- **Exercise prompt**
Reading down the listing below, count the lines where the word "text" shows up, then give only that count.

[Collected data entries]
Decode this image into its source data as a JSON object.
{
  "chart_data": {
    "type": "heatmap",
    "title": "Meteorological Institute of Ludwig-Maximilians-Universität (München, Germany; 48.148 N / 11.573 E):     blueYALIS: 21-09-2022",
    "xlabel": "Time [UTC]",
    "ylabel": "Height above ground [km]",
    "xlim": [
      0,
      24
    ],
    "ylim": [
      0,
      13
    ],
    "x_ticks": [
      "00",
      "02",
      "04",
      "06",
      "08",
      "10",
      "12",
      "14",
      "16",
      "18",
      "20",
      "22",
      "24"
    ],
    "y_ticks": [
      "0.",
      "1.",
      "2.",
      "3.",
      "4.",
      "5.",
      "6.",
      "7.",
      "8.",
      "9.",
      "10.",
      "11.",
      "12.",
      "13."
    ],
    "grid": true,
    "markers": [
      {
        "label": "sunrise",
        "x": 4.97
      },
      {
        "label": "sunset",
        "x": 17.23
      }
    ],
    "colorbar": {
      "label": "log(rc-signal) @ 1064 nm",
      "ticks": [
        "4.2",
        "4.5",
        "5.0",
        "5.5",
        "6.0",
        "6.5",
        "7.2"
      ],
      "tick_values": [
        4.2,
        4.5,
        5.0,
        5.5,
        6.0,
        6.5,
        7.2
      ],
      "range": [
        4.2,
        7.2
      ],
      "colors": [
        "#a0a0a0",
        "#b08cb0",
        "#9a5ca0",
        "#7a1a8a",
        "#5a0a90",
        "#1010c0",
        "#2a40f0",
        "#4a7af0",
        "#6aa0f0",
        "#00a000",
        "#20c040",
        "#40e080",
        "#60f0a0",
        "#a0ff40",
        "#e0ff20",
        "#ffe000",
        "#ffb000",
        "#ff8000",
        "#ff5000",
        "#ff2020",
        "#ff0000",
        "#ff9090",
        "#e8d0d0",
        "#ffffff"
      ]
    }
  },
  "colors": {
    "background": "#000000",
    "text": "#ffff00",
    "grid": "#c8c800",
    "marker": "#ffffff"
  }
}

* * *

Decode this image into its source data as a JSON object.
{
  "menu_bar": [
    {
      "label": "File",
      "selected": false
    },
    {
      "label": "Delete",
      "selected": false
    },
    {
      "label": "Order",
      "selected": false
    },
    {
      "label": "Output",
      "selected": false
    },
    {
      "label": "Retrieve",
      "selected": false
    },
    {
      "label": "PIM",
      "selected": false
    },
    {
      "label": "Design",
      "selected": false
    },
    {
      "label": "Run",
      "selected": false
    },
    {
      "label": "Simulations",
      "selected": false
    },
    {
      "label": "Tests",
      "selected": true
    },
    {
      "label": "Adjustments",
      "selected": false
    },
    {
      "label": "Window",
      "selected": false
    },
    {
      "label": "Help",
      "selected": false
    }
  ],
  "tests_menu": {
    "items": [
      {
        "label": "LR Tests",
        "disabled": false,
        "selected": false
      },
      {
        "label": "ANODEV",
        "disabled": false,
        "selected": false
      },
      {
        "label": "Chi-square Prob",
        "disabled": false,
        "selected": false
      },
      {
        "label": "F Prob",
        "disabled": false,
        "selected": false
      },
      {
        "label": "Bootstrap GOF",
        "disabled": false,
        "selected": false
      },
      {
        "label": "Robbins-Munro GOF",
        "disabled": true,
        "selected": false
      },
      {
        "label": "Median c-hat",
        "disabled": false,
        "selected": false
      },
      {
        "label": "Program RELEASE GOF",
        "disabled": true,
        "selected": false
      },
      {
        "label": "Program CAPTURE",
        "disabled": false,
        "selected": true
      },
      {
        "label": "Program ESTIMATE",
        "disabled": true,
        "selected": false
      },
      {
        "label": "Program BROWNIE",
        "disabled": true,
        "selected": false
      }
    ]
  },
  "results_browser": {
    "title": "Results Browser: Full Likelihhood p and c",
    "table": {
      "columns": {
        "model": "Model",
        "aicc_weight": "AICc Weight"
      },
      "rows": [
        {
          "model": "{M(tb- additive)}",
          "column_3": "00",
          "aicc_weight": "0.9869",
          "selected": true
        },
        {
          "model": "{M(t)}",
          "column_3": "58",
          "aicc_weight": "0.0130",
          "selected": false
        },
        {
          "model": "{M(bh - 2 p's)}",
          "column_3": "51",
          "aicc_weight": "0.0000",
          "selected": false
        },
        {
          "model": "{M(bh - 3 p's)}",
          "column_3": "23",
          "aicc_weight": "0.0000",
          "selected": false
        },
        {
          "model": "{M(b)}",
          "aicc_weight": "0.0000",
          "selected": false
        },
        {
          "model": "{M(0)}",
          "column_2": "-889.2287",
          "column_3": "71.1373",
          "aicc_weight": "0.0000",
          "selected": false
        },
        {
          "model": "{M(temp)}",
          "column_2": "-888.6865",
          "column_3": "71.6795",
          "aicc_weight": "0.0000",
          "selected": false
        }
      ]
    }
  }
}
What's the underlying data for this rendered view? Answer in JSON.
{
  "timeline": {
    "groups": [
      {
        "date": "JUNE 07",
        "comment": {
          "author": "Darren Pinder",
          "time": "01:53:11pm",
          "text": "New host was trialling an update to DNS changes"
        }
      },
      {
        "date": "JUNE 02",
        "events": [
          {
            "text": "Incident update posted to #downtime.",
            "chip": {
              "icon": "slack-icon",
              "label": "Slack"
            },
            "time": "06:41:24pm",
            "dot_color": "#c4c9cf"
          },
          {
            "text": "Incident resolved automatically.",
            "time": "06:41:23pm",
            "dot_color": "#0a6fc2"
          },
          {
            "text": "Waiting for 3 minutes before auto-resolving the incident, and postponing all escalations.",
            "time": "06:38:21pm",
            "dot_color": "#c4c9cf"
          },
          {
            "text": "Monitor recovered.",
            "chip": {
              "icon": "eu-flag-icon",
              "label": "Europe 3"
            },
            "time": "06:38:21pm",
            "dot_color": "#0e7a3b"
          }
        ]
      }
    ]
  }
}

- **Reply to the exercise**
6